→ **Dataset items**:
# # # # # # #

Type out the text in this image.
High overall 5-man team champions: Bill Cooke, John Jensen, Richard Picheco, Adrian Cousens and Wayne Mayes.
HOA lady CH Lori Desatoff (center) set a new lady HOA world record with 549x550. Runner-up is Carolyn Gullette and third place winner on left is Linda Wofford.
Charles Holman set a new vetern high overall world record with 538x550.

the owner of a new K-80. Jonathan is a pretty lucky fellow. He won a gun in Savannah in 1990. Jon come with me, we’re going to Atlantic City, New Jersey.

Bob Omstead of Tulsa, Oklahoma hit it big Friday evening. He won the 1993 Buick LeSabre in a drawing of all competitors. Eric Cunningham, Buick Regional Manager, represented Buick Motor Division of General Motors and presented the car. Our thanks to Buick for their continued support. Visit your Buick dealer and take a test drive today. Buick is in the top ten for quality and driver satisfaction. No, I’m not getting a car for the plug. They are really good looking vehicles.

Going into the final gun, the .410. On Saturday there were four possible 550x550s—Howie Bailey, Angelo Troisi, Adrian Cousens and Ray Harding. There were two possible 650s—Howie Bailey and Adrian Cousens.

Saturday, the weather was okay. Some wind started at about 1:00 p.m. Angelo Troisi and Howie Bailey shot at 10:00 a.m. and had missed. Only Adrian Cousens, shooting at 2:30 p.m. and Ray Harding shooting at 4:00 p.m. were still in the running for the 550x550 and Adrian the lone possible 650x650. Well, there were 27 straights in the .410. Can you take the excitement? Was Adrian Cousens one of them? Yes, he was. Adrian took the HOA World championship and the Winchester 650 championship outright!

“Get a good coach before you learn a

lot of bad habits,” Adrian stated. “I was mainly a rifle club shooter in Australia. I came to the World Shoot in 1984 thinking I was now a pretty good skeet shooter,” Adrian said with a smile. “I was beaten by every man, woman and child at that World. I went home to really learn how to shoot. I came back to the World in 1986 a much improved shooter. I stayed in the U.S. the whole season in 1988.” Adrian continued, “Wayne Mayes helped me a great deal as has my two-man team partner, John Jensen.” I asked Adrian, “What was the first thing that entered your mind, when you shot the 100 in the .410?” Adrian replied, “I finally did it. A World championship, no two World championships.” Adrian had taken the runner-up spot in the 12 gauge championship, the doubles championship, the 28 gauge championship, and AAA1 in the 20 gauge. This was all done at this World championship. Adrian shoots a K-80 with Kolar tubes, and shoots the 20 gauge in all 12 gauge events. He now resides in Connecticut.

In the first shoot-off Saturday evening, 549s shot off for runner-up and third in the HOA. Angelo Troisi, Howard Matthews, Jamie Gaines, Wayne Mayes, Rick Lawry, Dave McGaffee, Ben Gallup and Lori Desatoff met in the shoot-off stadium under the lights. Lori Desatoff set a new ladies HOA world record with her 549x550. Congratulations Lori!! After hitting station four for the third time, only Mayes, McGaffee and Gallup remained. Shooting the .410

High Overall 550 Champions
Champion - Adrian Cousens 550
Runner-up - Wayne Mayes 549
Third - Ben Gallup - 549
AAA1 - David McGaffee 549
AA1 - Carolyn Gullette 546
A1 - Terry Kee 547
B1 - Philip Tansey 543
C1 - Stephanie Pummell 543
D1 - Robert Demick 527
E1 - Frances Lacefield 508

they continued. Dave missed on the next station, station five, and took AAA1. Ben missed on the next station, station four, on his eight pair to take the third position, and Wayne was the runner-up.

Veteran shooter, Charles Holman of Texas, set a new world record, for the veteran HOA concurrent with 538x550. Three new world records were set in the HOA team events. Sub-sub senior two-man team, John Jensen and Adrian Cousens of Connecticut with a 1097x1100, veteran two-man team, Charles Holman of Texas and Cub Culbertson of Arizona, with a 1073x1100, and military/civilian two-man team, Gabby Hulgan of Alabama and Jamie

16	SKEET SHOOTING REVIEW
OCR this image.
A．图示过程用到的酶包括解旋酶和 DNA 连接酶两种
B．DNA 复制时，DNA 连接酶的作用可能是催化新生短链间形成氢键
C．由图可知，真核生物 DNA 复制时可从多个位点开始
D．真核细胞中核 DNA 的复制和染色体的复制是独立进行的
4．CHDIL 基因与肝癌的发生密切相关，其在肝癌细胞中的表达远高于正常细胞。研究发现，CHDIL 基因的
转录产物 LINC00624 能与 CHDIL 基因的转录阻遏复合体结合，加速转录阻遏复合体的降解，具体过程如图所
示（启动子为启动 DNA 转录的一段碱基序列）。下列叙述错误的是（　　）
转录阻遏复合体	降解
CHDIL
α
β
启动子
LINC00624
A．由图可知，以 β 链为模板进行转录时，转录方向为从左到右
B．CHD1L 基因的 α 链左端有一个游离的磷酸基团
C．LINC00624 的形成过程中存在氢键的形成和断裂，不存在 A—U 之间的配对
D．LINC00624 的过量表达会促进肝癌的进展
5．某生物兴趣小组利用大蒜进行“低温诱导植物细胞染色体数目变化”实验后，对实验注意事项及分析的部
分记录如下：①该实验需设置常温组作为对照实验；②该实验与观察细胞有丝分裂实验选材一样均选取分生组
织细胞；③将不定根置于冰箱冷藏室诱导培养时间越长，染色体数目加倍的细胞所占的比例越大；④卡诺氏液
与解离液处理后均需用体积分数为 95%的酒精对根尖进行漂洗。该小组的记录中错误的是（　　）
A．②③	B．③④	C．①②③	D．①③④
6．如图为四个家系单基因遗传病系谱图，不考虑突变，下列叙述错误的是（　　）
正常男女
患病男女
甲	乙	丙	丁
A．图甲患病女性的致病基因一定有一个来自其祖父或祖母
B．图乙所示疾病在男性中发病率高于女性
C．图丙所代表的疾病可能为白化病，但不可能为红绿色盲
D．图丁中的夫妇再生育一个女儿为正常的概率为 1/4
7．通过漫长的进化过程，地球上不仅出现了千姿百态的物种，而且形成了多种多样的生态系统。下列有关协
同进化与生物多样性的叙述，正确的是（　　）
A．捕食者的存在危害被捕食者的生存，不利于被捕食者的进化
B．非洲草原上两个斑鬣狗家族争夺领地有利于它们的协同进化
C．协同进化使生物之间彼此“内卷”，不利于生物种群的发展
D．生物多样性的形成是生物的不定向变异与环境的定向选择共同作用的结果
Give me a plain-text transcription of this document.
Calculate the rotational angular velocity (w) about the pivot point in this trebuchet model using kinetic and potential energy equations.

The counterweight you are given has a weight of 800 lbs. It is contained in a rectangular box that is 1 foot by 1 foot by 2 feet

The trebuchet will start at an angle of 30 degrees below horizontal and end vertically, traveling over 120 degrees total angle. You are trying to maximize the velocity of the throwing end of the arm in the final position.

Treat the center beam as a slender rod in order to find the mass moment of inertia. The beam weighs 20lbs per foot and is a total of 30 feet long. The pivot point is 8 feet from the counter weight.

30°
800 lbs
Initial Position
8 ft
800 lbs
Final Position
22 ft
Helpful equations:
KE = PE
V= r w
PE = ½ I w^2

# # # # # # #

→ **Short exercise**: Only those lines running from the one containing "OCR this image." through the last line of the data above are to be copied, exactly, with both ends included.

→ **Full answer**:
OCR this image.
A．图示过程用到的酶包括解旋酶和 DNA 连接酶两种
B．DNA 复制时，DNA 连接酶的作用可能是催化新生短链间形成氢键
C．由图可知，真核生物 DNA 复制时可从多个位点开始
D．真核细胞中核 DNA 的复制和染色体的复制是独立进行的
4．CHDIL 基因与肝癌的发生密切相关，其在肝癌细胞中的表达远高于正常细胞。研究发现，CHDIL 基因的
转录产物 LINC00624 能与 CHDIL 基因的转录阻遏复合体结合，加速转录阻遏复合体的降解，具体过程如图所
示（启动子为启动 DNA 转录的一段碱基序列）。下列叙述错误的是（　　）
转录阻遏复合体	降解
CHDIL
α
β
启动子
LINC00624
A．由图可知，以 β 链为模板进行转录时，转录方向为从左到右
B．CHD1L 基因的 α 链左端有一个游离的磷酸基团
C．LINC00624 的形成过程中存在氢键的形成和断裂，不存在 A—U 之间的配对
D．LINC00624 的过量表达会促进肝癌的进展
5．某生物兴趣小组利用大蒜进行“低温诱导植物细胞染色体数目变化”实验后，对实验注意事项及分析的部
分记录如下：①该实验需设置常温组作为对照实验；②该实验与观察细胞有丝分裂实验选材一样均选取分生组
织细胞；③将不定根置于冰箱冷藏室诱导培养时间越长，染色体数目加倍的细胞所占的比例越大；④卡诺氏液
与解离液处理后均需用体积分数为 95%的酒精对根尖进行漂洗。该小组的记录中错误的是（　　）
A．②③	B．③④	C．①②③	D．①③④
6．如图为四个家系单基因遗传病系谱图，不考虑突变，下列叙述错误的是（　　）
正常男女
患病男女
甲	乙	丙	丁
A．图甲患病女性的致病基因一定有一个来自其祖父或祖母
B．图乙所示疾病在男性中发病率高于女性
C．图丙所代表的疾病可能为白化病，但不可能为红绿色盲
D．图丁中的夫妇再生育一个女儿为正常的概率为 1/4
7．通过漫长的进化过程，地球上不仅出现了千姿百态的物种，而且形成了多种多样的生态系统。下列有关协
同进化与生物多样性的叙述，正确的是（　　）
A．捕食者的存在危害被捕食者的生存，不利于被捕食者的进化
B．非洲草原上两个斑鬣狗家族争夺领地有利于它们的协同进化
C．协同进化使生物之间彼此“内卷”，不利于生物种群的发展
D．生物多样性的形成是生物的不定向变异与环境的定向选择共同作用的结果
Give me a plain-text transcription of this document.
Calculate the rotational angular velocity (w) about the pivot point in this trebuchet model using kinetic and potential energy equations.

The counterweight you are given has a weight of 800 lbs. It is contained in a rectangular box that is 1 foot by 1 foot by 2 feet

The trebuchet will start at an angle of 30 degrees below horizontal and end vertically, traveling over 120 degrees total angle. You are trying to maximize the velocity of the throwing end of the arm in the final position.

Treat the center beam as a slender rod in order to find the mass moment of inertia. The beam weighs 20lbs per foot and is a total of 30 feet long. The pivot point is 8 feet from the counter weight.

30°
800 lbs
Initial Position
8 ft
800 lbs
Final Position
22 ft
Helpful equations:
KE = PE
V= r w
PE = ½ I w^2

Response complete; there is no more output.